→ WHAT YOU ARE ASKED TO DO: Copy out all lines that carry the word "функции".
# ROWS start
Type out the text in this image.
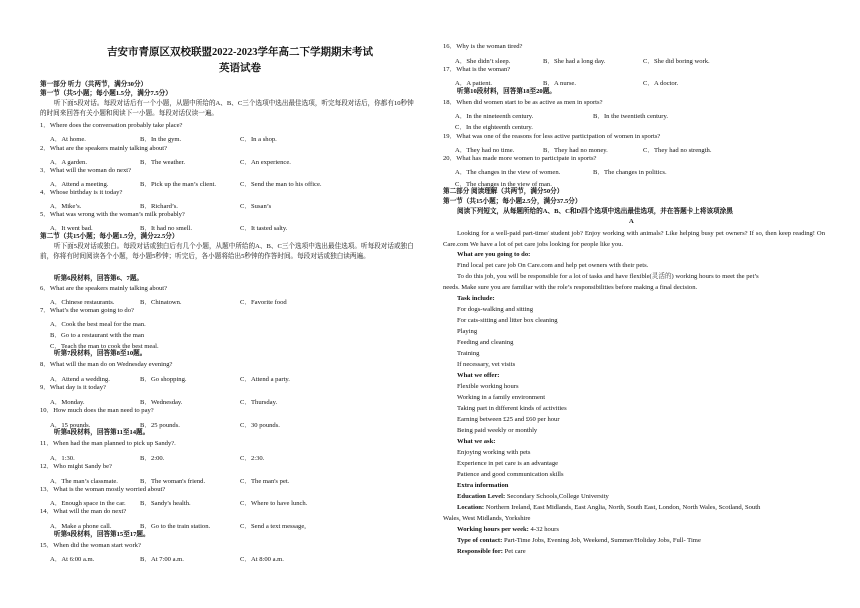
吉安市青原区双校联盟2022-2023学年高二下学期期末考试
英语试卷
第一部分 听力（共两节，满分30分）
第一节（共5小题；每小题1.5分，满分7.5分）
听下面5段对话。每段对话后有一个小题，从题中所给的A、B、C三个选项中选出最佳选项，听完每段对话后，你都有10秒钟的时间来回答有关小题和阅读下一小题。每段对话仅读一遍。
1．Where does the conversation probably take place?
A．At home.	B．In the gym.	C．In a shop.
2．What are the speakers mainly talking about?
A．A garden.	B．The weather.	C．An experience.
3．What will the woman do next?
A．Attend a meeting.	B．Pick up the man’s client.	C．Send the man to his office.
4．Whose birthday is it today?
A．Mike’s.	B．Richard’s.	C．Susan’s
5．What was wrong with the woman’s milk probably?
A．It went bad.	B．It had no smell.	C．It tasted salty.
第二节（共15小题；每小题1.5分，满分22.5分）
听下面5段对话或独白。每段对话或独白后有几个小题，从题中所给的A、B、C三个选项中选出最佳选项。听每段对话或独白前，你将有时间阅读各个小题，每小题5秒钟；听完后，各小题将给出5秒钟的作答时间。每段对话或独白读两遍。
听第6段材料，回答第6、7题。
6．What are the speakers mainly talking about?
A．Chinese restaurants.	B．Chinatown.	C．Favorite food
7．What’s the woman going to do?
A．Cook the best meal for the man.
B．Go to a restaurant with the man
C．Teach the man to cook the best meal.
听第7段材料，回答第8至10题。
8．What will the man do on Wednesday evening?
A．Attend a wedding.	B．Go shopping.	C．Attend a party.
9．What day is it today?
A．Monday.	B．Wednesday.	C．Thursday.
10．How much does the man need to pay?
A．15 pounds.	B．25 pounds.	C．30 pounds.
听第8段材料，回答第11至14题。
11．When had the man planned to pick up Sandy?.
A．1:30.	B．2:00.	C．2:30.
12．Who might Sandy be?
A．The man’s classmate.	B．The woman's friend.	C．The man's pet.
13．What is the woman mostly worried about?
A．Enough space in the car. B．Sandy's health.	C．Where to have lunch.
14．What will the man do next?
A．Make a phone call.	B．Go to the train station.	C．Send a text message,
听第9段材料，回答第15至17题。
15．When did the woman start work?
A．At 6:00 a.m.	B．At 7:00 a.m.	C．At 8:00 a.m.
16．Why is the woman tired?
A．She didn’t sleep.	B．She had a long day.	C．She did boring work.
17．What is the woman?
A．A patient.	B．A nurse.	C．A doctor.
听第10段材料，回答第18至20题。
18．When did women start to be as active as men in sports?
A．In the nineteenth century.	B．In the twentieth century.
C．In the eighteenth century.
19．What was one of the reasons for less active participation of women in sports?
A．They had no time.	B．They had no money.	C．They had no strength.
20．What has made more women to participate in sports?
A．The changes in the view of women.	B．The changes in politics.
C．The changes in the view of man.
第二部分 阅读理解（共两节，满分50分）
第一节（共15小题；每小题2.5分，满分37.5分）
阅读下列短文，从每题所给的A、B、C和D四个选项中选出最佳选项，并在答题卡上将该项涂黑
A
Looking for a well-paid part-time/ student job? Enjoy working with animals? Like helping busy pet owners? If so, then keep reading! On Care.com We have a lot of pet care jobs looking for people like you.
What are you going to do:
Find local pet care job On Care.com and help pet owners with their pets.
To do this job, you will be responsible for a lot of tasks and have flexible(灵活的) working hours to meet the pet’s
needs. Make sure you are familiar with the role’s responsibilities before making a final decision.
Task include:
For dogs-walking and sitting
For cats-sitting and litter box cleaning
Playing
Feeding and cleaning
Training
If necessary, vet visits
What we offer:
Flexible working hours
Working in a family environment
Taking part in different kinds of activities
Earning between £25 and £60 per hour
Being paid weekly or monthly
What we ask:
Enjoying working with pets
Experience in pet care is an advantage
Patience and good communication skills
Extra information
Education Level: Secondary Schools,College University
Location: Northern Ireland, East Midlands, East Anglia, North, South East, London, North Wales, Scotland, South
Wales, West Midlands, Yorkshire
Working hours per week: 4-32 hours
Type of contact: Part-Time Jobs, Evening Job, Weekend, Summer/Holiday Jobs, Full- Time
Responsible for: Pet care
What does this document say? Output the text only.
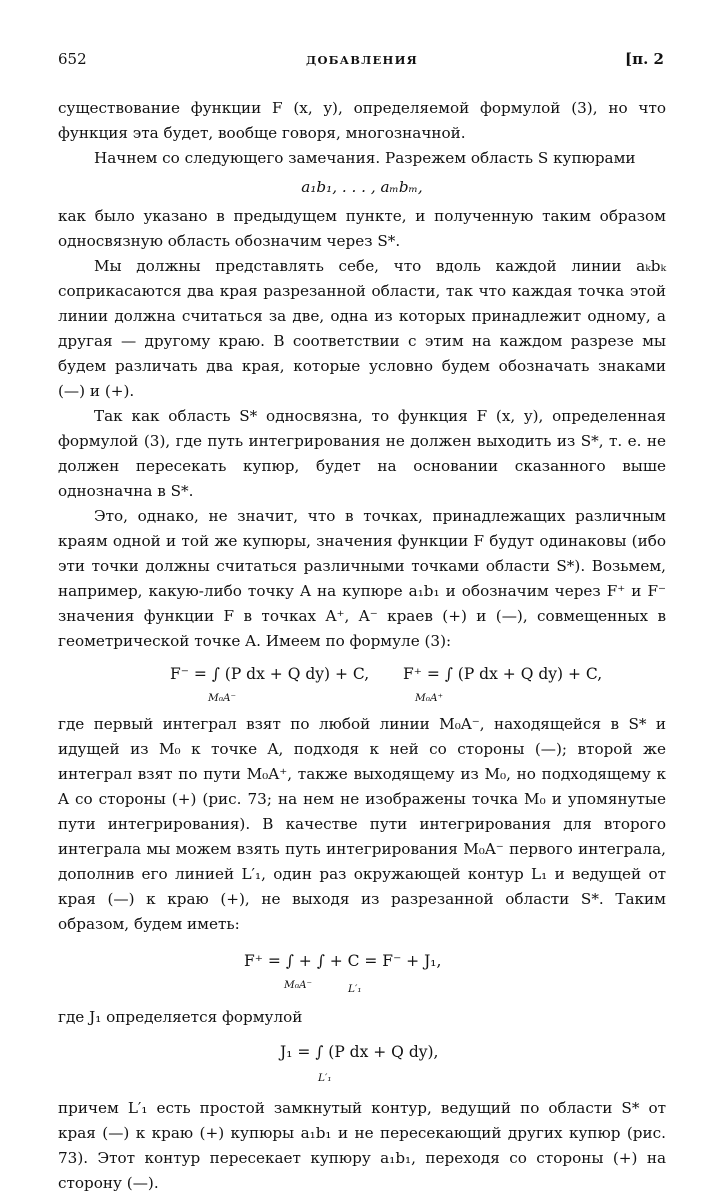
652	ДОБАВЛЕНИЯ	[п. 2

существование функции F (x, y), определяемой формулой (3), но что функция эта будет, вообще говоря, многозначной.

Начнем со следующего замечания. Разрежем область S купюрами

a₁b₁, . . . , aₘbₘ,

как было указано в предыдущем пункте, и полученную таким образом односвязную область обозначим через S*.

Мы должны представлять себе, что вдоль каждой линии aₖbₖ соприкасаются два края разрезанной области, так что каждая точка этой линии должна считаться за две, одна из которых принадлежит одному, а другая — другому краю. В соответствии с этим на каждом разрезе мы будем различать два края, которые условно будем обозначать знаками (—) и (+).

Так как область S* односвязна, то функция F (x, y), определенная формулой (3), где путь интегрирования не должен выходить из S*, т. е. не должен пересекать купюр, будет на основании сказанного выше однозначна в S*.

Это, однако, не значит, что в точках, принадлежащих различным краям одной и той же купюры, значения функции F будут одинаковы (ибо эти точки должны считаться различными точками области S*). Возьмем, например, какую-либо точку A на купюре a₁b₁ и обозначим через F⁺ и F⁻ значения функции F в точках A⁺, A⁻ краев (+) и (—), совмещенных в геометрической точке A. Имеем по формуле (3):

F⁻ = ∫ (P dx + Q dy) + C,
M₀A⁻
F⁺ = ∫ (P dx + Q dy) + C,
M₀A⁺

где первый интеграл взят по любой линии M₀A⁻, находящейся в S* и идущей из M₀ к точке A, подходя к ней со стороны (—); второй же интеграл взят по пути M₀A⁺, также выходящему из M₀, но подходящему к A со стороны (+) (рис. 73; на нем не изображены точка M₀ и упомянутые пути интегрирования). В качестве пути интегрирования для второго интеграла мы можем взять путь интегрирования M₀A⁻ первого интеграла, дополнив его линией L′₁, один раз окружающей контур L₁ и ведущей от края (—) к краю (+), не выходя из разрезанной области S*. Таким образом, будем иметь:

F⁺ = ∫ + ∫ + C = F⁻ + J₁,
M₀A⁻	L′₁

где J₁ определяется формулой

J₁ = ∫ (P dx + Q dy),
L′₁

причем L′₁ есть простой замкнутый контур, ведущий по области S* от края (—) к краю (+) купюры a₁b₁ и не пересекающий других купюр (рис. 73). Этот контур пересекает купюру a₁b₁, переходя со стороны (+) на сторону (—).
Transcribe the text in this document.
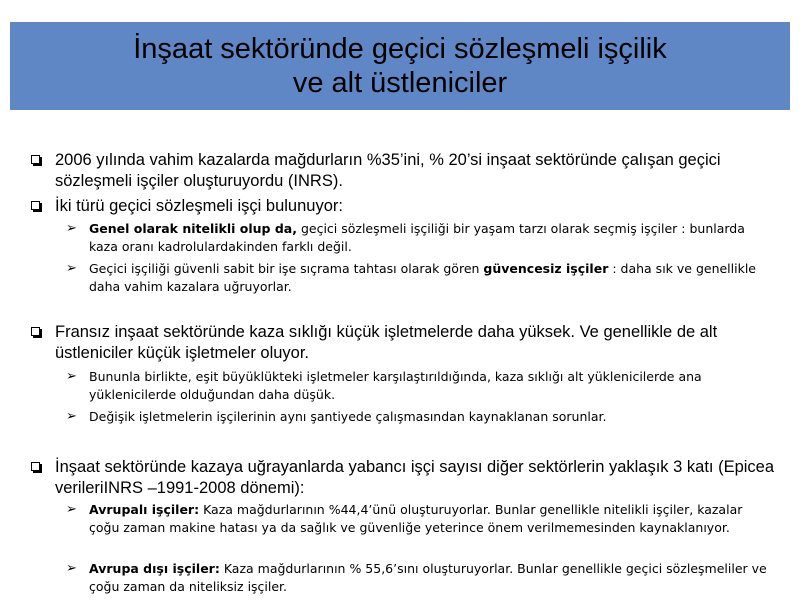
İnşaat sektöründe geçici sözleşmeli işçilik
ve alt üstleniciler
2006 yılında vahim kazalarda mağdurların %35’ini, % 20’si inşaat sektöründe çalışan geçici sözleşmeli işçiler oluşturuyordu (INRS).
İki türü geçici sözleşmeli işçi bulunuyor:
➢ Genel olarak nitelikli olup da, geçici sözleşmeli işçiliği bir yaşam tarzı olarak seçmiş işçiler : bunlarda kaza oranı kadrolulardakinden farklı değil.
➢ Geçici işçiliği güvenli sabit bir işe sıçrama tahtası olarak gören güvencesiz işçiler : daha sık ve genellikle daha vahim kazalara uğruyorlar.
Fransız inşaat sektöründe kaza sıklığı küçük işletmelerde daha yüksek. Ve genellikle de alt üstleniciler küçük işletmeler oluyor.
➢ Bununla birlikte, eşit büyüklükteki işletmeler karşılaştırıldığında, kaza sıklığı alt yüklenicilerde ana yüklenicilerde olduğundan daha düşük.
➢ Değişik işletmelerin işçilerinin aynı şantiyede çalışmasından kaynaklanan sorunlar.
İnşaat sektöründe kazaya uğrayanlarda yabancı işçi sayısı diğer sektörlerin yaklaşık 3 katı (Epicea verileriINRS –1991-2008 dönemi):
➢ Avrupalı işçiler: Kaza mağdurlarının %44,4’ünü oluşturuyorlar. Bunlar genellikle nitelikli işçiler, kazalar çoğu zaman makine hatası ya da sağlık ve güvenliğe yeterince önem verilmemesinden kaynaklanıyor.
➢ Avrupa dışı işçiler: Kaza mağdurlarının % 55,6’sını oluşturuyorlar. Bunlar genellikle geçici sözleşmeliler ve çoğu zaman da niteliksiz işçiler.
# ROWS end
→ WRITTEN RESPONSE:
существование функции F (x, y), определяемой формулой (3), но что функция эта будет, вообще говоря, многозначной.
Это, однако, не значит, что в точках, принадлежащих различным краям одной и той же купюры, значения функции F будут одинаковы (ибо эти точки должны считаться различными точками области S*). Возьмем, например, какую-либо точку A на купюре a₁b₁ и обозначим через F⁺ и F⁻ значения функции F в точках A⁺, A⁻ краев (+) и (—), совмещенных в геометрической точке A. Имеем по формуле (3):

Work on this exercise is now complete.